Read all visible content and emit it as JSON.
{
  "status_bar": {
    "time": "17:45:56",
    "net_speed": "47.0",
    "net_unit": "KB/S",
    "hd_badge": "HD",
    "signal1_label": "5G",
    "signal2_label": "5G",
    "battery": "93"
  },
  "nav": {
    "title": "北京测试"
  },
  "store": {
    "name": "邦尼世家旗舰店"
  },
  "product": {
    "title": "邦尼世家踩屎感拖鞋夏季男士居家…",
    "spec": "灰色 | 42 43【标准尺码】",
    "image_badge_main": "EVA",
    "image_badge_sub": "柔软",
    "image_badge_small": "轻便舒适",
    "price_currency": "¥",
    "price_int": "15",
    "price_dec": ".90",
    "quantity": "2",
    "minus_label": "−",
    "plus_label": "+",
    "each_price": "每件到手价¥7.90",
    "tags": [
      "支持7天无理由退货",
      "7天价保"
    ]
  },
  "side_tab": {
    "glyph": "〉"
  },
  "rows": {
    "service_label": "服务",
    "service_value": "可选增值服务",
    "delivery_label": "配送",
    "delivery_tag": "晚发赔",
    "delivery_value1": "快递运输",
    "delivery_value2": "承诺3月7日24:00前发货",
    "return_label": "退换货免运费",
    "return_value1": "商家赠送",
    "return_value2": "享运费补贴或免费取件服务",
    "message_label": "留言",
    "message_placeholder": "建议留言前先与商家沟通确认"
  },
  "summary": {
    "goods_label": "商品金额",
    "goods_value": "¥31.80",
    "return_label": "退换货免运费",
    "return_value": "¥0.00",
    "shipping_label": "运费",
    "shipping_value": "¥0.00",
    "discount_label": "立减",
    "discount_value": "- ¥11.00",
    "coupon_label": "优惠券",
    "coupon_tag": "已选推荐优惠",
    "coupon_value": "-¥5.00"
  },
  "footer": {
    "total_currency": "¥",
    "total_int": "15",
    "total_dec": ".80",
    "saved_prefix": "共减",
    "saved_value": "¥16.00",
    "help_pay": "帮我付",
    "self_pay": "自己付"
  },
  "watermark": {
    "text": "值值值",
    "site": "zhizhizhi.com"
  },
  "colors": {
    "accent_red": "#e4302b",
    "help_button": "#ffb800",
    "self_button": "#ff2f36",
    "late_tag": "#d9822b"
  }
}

* * * * * * *

_EXERCISE TASK_
Please output the entire listing exactly as it stands.

_EXPECTED OUTPUT_
Read all visible content and emit it as JSON.
{
  "status_bar": {
    "time": "17:45:56",
    "net_speed": "47.0",
    "net_unit": "KB/S",
    "hd_badge": "HD",
    "signal1_label": "5G",
    "signal2_label": "5G",
    "battery": "93"
  },
  "nav": {
    "title": "北京测试"
  },
  "store": {
    "name": "邦尼世家旗舰店"
  },
  "product": {
    "title": "邦尼世家踩屎感拖鞋夏季男士居家…",
    "spec": "灰色 | 42 43【标准尺码】",
    "image_badge_main": "EVA",
    "image_badge_sub": "柔软",
    "image_badge_small": "轻便舒适",
    "price_currency": "¥",
    "price_int": "15",
    "price_dec": ".90",
    "quantity": "2",
    "minus_label": "−",
    "plus_label": "+",
    "each_price": "每件到手价¥7.90",
    "tags": [
      "支持7天无理由退货",
      "7天价保"
    ]
  },
  "side_tab": {
    "glyph": "〉"
  },
  "rows": {
    "service_label": "服务",
    "service_value": "可选增值服务",
    "delivery_label": "配送",
    "delivery_tag": "晚发赔",
    "delivery_value1": "快递运输",
    "delivery_value2": "承诺3月7日24:00前发货",
    "return_label": "退换货免运费",
    "return_value1": "商家赠送",
    "return_value2": "享运费补贴或免费取件服务",
    "message_label": "留言",
    "message_placeholder": "建议留言前先与商家沟通确认"
  },
  "summary": {
    "goods_label": "商品金额",
    "goods_value": "¥31.80",
    "return_label": "退换货免运费",
    "return_value": "¥0.00",
    "shipping_label": "运费",
    "shipping_value": "¥0.00",
    "discount_label": "立减",
    "discount_value": "- ¥11.00",
    "coupon_label": "优惠券",
    "coupon_tag": "已选推荐优惠",
    "coupon_value": "-¥5.00"
  },
  "footer": {
    "total_currency": "¥",
    "total_int": "15",
    "total_dec": ".80",
    "saved_prefix": "共减",
    "saved_value": "¥16.00",
    "help_pay": "帮我付",
    "self_pay": "自己付"
  },
  "watermark": {
    "text": "值值值",
    "site": "zhizhizhi.com"
  },
  "colors": {
    "accent_red": "#e4302b",
    "help_button": "#ffb800",
    "self_button": "#ff2f36",
    "late_tag": "#d9822b"
  }
}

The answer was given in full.